* WRITTEN TASK *
Only lines with the word "absence" are needed; collect each of them from the listing below.

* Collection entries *
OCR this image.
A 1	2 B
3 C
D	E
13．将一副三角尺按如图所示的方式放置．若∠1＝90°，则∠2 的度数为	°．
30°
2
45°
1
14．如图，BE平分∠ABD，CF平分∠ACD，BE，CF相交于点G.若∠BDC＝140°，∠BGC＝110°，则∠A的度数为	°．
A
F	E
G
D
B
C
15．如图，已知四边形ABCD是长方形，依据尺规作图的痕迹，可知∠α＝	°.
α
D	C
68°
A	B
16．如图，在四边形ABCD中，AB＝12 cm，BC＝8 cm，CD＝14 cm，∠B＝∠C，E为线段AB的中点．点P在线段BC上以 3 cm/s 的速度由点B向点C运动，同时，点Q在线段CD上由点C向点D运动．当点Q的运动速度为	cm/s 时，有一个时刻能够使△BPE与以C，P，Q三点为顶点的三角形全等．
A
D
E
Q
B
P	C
---
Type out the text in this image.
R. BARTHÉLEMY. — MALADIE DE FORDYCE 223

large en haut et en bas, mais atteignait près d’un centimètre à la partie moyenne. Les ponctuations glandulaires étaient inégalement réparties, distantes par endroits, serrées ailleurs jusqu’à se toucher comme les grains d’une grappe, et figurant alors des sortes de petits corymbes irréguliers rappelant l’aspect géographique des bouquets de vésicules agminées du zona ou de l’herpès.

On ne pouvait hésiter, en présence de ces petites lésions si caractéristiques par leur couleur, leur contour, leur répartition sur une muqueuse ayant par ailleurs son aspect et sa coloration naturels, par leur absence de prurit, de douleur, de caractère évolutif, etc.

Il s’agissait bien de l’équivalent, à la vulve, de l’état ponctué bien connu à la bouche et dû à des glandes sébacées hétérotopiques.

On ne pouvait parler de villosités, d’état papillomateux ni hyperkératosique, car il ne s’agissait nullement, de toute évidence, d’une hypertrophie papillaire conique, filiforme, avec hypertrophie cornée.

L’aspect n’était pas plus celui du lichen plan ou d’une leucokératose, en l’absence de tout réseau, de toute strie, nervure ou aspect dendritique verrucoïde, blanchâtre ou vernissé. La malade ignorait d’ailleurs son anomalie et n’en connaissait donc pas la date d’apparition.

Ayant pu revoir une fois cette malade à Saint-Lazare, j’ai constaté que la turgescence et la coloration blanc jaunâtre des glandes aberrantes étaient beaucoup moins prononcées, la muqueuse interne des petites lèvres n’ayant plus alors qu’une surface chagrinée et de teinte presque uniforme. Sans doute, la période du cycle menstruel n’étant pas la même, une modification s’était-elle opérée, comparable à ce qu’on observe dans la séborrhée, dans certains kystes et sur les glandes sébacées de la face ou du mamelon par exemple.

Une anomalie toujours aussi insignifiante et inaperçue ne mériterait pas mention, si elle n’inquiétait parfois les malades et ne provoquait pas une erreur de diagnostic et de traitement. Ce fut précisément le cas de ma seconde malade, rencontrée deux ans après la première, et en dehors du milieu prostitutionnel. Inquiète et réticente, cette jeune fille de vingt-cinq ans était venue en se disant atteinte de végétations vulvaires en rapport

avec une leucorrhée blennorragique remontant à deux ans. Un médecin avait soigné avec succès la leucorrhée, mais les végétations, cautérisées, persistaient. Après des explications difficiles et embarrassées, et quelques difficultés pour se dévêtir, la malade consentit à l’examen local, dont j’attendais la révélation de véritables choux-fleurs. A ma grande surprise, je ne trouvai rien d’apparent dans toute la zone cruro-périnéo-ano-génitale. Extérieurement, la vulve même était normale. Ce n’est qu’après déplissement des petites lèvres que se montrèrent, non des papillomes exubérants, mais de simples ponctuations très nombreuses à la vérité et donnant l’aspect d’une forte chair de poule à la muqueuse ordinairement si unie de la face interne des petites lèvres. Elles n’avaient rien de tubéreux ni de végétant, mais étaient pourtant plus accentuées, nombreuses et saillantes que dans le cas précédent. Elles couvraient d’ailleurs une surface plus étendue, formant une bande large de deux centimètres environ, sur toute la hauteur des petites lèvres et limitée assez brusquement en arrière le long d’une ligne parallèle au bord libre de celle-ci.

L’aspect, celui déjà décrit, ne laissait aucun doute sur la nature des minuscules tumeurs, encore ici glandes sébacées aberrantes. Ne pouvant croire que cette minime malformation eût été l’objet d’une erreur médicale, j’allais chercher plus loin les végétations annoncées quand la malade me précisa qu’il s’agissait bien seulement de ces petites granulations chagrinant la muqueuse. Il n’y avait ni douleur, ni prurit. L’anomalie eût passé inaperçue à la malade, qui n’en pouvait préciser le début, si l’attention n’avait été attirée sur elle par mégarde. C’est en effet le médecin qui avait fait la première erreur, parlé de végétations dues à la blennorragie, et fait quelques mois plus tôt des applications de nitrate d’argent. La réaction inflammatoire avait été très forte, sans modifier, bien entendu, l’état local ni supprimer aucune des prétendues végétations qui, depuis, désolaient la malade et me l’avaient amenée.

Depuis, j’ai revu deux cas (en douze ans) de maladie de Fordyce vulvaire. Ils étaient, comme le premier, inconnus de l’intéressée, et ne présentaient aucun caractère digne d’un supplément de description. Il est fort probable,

* EXPECTED ANSWER *
On ne pouvait hésiter, en présence de ces petites lésions si caractéristiques par leur couleur, leur contour, leur répartition sur une muqueuse ayant par ailleurs son aspect et sa coloration naturels, par leur absence de prurit, de douleur, de caractère évolutif, etc.
L’aspect n’était pas plus celui du lichen plan ou d’une leucokératose, en l’absence de tout réseau, de toute strie, nervure ou aspect dendritique verrucoïde, blanchâtre ou vernissé. La malade ignorait d’ailleurs son anomalie et n’en connaissait donc pas la date d’apparition.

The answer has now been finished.